*Stated problem*
Check each line of the listing below for the string "values", and copy the ones that have it.

[Data entries for graphics]
|---|

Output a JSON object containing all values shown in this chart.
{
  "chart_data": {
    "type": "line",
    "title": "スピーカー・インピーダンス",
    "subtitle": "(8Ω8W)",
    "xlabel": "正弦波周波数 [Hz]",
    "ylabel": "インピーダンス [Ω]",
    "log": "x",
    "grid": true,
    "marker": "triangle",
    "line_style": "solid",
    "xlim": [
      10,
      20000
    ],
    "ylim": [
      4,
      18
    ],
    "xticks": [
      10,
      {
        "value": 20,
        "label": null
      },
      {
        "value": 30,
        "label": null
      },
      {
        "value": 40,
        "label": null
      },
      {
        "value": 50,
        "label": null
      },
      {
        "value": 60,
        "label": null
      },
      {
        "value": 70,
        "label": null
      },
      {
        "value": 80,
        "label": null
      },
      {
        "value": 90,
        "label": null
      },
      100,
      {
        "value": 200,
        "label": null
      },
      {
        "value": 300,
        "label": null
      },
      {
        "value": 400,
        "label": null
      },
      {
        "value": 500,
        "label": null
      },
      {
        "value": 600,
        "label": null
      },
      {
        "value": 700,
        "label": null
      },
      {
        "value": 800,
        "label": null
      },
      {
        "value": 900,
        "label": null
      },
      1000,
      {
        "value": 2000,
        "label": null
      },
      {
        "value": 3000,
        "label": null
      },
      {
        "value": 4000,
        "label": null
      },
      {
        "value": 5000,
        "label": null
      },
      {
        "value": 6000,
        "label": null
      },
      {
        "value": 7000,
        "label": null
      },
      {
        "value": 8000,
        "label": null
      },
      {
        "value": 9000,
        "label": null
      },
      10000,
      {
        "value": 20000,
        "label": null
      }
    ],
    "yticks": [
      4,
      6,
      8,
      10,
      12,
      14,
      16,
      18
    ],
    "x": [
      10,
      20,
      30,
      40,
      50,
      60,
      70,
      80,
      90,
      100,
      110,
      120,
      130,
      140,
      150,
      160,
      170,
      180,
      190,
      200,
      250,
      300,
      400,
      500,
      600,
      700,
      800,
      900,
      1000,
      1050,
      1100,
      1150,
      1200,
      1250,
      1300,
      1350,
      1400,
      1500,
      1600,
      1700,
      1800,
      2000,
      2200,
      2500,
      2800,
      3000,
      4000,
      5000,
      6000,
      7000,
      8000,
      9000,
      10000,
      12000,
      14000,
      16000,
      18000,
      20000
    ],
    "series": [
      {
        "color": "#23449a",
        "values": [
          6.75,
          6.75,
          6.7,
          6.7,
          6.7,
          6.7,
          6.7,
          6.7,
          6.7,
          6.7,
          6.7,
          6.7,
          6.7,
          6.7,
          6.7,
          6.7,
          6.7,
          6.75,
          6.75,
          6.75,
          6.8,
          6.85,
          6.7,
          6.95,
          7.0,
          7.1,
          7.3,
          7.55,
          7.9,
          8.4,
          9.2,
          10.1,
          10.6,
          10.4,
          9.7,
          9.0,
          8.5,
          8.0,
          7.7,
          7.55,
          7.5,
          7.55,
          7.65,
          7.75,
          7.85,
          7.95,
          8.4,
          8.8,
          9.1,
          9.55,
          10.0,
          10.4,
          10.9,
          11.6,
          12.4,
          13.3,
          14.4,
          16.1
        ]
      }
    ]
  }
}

|---|

*Output below*
Output a JSON object containing all values shown in this chart.
        "values": [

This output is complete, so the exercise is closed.